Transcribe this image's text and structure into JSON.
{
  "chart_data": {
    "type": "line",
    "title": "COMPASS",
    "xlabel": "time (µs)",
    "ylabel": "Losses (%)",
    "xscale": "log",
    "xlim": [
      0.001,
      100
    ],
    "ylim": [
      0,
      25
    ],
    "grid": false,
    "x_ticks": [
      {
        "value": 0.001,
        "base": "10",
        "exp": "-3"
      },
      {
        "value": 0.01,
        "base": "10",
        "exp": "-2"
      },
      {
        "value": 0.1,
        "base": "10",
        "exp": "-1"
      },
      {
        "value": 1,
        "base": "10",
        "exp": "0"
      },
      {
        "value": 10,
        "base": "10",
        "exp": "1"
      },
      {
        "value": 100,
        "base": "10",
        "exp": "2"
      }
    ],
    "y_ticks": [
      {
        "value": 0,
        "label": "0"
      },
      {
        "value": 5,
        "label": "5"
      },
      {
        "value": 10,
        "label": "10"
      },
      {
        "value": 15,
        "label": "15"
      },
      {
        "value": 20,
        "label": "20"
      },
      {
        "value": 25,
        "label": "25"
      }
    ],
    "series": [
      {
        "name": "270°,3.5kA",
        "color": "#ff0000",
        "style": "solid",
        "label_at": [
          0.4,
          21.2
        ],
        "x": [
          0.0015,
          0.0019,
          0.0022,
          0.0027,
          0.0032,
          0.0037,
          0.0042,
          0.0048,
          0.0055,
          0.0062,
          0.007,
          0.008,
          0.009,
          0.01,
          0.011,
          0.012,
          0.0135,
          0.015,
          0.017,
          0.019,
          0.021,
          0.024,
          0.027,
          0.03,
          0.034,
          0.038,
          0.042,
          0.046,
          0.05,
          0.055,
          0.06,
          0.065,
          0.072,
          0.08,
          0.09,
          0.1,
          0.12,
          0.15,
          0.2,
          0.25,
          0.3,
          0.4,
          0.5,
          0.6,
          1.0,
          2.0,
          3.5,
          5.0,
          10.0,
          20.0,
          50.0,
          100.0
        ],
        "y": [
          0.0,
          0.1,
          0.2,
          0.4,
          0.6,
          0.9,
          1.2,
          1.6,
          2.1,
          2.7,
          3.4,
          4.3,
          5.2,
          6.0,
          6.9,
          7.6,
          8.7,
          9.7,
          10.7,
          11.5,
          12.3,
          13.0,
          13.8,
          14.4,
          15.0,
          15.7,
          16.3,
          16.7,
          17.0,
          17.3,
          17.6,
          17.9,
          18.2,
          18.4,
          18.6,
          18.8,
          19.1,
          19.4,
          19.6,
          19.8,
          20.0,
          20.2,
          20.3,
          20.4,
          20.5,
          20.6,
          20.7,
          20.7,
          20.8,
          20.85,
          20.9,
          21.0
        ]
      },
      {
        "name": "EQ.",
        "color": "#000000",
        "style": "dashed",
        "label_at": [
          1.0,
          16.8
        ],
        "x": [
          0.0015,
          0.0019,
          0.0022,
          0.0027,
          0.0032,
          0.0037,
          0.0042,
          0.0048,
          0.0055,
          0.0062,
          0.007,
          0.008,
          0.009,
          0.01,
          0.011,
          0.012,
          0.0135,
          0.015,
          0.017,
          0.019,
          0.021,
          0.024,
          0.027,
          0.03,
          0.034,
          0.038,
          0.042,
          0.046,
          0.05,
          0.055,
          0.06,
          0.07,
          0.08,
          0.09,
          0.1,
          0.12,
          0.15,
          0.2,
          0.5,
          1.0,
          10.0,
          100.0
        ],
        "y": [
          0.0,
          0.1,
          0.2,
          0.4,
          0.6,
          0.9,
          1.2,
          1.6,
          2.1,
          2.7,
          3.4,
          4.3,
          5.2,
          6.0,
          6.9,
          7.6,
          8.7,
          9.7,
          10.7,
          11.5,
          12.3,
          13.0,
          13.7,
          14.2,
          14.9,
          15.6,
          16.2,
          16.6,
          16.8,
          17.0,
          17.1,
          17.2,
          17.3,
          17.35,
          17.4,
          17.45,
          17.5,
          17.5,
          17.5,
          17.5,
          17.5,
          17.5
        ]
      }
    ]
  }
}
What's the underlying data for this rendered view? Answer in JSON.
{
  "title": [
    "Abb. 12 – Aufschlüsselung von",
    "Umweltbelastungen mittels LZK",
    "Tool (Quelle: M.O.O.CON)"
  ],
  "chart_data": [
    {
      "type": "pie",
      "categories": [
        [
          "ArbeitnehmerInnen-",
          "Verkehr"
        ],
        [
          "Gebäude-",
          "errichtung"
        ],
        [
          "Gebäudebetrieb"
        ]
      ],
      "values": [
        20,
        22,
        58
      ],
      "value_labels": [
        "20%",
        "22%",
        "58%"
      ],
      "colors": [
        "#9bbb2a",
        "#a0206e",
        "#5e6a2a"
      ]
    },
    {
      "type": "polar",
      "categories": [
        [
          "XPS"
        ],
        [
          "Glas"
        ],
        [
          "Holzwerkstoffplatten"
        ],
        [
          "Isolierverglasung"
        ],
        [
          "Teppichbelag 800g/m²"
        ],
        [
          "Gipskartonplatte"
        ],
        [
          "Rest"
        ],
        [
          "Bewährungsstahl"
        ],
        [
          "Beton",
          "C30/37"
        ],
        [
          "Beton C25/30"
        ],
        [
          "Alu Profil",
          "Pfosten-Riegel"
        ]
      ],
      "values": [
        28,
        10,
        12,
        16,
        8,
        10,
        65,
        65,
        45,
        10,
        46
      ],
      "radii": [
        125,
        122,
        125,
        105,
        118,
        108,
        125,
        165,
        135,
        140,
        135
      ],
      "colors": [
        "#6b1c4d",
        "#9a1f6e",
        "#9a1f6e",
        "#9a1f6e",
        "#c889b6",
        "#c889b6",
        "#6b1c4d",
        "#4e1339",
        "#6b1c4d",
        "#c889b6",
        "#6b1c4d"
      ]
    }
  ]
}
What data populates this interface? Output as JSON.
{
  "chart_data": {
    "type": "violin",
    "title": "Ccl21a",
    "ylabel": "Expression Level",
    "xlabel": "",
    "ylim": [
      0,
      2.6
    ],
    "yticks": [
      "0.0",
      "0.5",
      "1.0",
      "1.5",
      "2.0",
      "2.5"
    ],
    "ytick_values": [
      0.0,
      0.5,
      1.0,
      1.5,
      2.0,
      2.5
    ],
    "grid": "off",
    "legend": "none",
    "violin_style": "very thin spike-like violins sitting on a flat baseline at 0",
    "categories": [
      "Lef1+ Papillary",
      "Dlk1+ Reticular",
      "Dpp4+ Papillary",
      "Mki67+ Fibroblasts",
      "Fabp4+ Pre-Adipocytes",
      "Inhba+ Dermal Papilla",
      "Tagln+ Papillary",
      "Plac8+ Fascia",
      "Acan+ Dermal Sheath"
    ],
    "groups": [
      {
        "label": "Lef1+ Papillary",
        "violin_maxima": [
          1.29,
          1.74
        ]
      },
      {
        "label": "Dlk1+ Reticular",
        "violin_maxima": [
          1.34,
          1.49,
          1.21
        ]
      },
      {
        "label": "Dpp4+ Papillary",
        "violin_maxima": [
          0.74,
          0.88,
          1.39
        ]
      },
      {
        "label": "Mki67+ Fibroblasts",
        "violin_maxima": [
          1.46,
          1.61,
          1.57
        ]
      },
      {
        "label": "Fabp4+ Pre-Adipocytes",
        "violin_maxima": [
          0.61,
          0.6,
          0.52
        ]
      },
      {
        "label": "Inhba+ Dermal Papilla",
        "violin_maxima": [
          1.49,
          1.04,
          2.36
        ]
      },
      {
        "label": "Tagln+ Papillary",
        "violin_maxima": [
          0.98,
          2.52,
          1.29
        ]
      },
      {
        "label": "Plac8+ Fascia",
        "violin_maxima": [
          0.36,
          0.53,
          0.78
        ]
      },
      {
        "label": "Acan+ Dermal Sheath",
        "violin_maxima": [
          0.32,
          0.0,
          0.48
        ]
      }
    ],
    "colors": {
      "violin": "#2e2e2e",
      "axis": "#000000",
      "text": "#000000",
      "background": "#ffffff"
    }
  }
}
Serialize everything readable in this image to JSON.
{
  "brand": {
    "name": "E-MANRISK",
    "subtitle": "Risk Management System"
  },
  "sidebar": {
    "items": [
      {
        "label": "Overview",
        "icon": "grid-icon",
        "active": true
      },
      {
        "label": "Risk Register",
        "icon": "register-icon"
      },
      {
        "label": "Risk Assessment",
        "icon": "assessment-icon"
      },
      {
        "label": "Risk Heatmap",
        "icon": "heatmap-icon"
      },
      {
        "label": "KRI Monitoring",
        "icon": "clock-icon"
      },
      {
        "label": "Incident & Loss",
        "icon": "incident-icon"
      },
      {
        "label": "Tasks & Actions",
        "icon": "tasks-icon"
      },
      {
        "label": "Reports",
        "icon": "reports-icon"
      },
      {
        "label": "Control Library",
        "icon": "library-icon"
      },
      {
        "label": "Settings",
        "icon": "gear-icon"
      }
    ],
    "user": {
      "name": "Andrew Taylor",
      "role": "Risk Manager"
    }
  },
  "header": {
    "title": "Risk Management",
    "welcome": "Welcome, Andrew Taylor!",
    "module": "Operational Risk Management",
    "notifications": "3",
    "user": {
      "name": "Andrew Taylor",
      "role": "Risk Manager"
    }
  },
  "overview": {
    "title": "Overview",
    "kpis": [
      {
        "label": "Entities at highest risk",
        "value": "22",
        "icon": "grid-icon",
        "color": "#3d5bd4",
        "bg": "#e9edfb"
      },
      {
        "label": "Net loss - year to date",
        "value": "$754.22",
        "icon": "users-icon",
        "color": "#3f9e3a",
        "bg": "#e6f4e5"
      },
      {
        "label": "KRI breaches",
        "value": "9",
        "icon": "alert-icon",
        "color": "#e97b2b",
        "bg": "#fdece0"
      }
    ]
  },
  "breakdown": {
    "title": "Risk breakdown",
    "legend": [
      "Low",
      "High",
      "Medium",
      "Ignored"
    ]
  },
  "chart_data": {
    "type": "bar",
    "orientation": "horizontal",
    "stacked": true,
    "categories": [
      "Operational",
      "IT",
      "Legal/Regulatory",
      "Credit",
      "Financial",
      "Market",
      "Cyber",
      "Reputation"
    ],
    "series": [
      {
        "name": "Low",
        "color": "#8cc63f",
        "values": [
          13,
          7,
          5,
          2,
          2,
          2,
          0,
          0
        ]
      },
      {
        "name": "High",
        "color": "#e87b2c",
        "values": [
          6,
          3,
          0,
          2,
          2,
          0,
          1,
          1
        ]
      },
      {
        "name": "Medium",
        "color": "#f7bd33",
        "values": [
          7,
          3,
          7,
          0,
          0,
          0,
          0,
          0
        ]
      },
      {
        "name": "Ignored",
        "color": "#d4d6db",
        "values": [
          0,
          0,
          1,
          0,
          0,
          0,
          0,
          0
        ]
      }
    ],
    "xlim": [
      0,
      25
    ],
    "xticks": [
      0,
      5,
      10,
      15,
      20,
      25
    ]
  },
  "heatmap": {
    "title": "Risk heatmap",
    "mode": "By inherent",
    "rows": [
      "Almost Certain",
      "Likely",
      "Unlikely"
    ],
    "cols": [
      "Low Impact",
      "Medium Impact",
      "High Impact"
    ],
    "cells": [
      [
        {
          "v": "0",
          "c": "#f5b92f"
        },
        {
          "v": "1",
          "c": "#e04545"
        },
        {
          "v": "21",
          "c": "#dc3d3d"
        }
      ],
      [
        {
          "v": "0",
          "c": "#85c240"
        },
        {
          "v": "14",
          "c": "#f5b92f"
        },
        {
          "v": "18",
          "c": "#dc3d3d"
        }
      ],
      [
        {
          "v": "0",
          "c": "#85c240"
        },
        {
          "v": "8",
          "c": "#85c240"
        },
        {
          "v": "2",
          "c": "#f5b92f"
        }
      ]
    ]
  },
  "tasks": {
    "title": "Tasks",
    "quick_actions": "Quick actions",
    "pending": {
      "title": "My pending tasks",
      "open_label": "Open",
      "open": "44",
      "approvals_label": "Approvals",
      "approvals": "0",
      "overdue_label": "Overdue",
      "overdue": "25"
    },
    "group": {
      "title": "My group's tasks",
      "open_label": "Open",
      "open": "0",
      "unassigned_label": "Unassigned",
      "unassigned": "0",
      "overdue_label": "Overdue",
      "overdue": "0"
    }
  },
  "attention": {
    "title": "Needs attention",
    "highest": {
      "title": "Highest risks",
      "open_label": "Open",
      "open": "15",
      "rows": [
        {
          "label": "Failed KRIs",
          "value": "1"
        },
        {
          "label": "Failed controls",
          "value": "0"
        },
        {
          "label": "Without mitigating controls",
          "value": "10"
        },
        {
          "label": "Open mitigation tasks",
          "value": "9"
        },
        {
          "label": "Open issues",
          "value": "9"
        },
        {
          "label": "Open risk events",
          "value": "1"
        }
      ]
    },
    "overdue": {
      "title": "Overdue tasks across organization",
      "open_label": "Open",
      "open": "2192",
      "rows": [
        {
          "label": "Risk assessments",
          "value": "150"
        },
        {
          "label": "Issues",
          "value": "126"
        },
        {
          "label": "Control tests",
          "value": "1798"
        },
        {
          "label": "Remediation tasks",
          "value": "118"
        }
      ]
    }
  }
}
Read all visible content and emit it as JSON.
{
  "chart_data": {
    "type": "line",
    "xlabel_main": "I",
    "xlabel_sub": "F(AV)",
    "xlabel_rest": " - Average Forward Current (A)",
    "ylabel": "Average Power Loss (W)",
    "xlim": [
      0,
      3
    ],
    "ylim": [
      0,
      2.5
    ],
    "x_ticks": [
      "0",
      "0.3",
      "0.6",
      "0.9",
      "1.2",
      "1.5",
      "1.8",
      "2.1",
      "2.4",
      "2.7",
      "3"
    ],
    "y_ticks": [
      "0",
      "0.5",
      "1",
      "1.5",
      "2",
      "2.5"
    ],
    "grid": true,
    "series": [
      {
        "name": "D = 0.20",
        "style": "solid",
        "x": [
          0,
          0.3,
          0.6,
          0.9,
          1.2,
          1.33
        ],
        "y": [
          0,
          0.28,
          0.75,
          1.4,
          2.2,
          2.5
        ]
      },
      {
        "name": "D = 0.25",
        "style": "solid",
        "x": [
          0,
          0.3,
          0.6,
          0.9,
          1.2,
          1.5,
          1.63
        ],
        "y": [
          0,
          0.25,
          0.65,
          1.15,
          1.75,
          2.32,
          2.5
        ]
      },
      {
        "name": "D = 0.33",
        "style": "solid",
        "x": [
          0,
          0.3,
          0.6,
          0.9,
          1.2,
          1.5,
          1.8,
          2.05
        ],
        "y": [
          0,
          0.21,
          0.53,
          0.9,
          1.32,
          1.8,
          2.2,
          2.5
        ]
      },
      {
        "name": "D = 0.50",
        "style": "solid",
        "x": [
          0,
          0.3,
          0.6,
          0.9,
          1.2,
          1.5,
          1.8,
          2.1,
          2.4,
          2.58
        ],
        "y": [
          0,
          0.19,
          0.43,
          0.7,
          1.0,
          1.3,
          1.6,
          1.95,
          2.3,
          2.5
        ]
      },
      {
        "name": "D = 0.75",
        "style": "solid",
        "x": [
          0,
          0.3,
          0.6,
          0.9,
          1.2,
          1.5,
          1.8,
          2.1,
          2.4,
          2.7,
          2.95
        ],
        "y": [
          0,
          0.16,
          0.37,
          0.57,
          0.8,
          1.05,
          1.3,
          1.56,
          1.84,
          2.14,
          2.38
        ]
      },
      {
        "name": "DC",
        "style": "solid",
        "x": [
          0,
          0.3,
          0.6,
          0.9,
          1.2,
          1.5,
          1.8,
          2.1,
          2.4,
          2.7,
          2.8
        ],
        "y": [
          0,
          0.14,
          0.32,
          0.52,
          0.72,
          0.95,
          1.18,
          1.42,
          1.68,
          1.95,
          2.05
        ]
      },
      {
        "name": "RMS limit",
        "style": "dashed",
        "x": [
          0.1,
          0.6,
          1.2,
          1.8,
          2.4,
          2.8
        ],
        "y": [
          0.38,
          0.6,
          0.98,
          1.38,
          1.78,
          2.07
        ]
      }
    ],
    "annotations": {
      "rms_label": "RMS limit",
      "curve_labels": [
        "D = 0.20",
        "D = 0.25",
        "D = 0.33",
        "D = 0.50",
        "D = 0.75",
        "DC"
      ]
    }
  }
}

Stated exercise:
Scan the records above, count the lines with "this" in them, and give only the number.

Response:
4